§ Objective
Where a line in the listing below contains the word "التسمي", copy that line.

§ Dataset entries
+-------+
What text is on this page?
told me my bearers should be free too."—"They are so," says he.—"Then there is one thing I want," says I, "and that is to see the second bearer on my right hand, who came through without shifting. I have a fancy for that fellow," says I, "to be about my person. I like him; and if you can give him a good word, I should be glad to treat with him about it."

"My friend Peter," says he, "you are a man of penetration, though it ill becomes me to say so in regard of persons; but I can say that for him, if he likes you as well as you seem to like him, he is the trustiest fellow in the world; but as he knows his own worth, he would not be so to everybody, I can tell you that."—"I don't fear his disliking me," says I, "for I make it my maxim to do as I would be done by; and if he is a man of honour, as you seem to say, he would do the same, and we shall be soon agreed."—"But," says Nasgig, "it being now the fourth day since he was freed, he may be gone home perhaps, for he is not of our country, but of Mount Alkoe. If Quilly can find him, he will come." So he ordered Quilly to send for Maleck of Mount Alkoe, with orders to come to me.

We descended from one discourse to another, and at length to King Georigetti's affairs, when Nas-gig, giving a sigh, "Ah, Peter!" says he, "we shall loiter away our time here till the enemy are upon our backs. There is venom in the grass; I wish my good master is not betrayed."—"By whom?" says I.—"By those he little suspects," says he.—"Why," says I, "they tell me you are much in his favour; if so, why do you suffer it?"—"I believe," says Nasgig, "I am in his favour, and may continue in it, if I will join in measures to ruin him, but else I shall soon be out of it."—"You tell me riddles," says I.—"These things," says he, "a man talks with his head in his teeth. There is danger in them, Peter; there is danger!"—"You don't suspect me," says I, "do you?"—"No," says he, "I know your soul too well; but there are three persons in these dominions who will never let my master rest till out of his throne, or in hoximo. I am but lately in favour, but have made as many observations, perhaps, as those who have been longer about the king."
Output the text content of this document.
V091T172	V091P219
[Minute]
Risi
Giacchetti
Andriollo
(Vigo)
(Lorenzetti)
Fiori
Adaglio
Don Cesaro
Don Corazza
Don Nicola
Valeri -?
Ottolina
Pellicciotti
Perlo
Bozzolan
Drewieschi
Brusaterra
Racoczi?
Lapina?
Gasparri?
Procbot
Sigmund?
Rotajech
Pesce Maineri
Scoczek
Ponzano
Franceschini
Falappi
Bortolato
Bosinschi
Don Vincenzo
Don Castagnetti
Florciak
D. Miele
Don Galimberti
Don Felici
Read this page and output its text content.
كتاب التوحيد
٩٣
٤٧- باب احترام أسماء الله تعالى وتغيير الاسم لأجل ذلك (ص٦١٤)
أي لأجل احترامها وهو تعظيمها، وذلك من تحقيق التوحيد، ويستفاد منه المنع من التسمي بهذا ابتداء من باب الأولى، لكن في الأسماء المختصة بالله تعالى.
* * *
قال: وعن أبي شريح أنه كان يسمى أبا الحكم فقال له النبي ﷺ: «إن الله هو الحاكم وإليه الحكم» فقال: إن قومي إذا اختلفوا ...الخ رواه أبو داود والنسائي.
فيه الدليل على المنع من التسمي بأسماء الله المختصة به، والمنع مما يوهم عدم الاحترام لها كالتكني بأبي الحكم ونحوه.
+-------+
§ Reply to the task
أي لأجل احترامها وهو تعظيمها، وذلك من تحقيق التوحيد، ويستفاد منه المنع من التسمي بهذا ابتداء من باب الأولى، لكن في الأسماء المختصة بالله تعالى.
فيه الدليل على المنع من التسمي بأسماء الله المختصة به، والمنع مما يوهم عدم الاحترام لها كالتكني بأبي الحكم ونحوه.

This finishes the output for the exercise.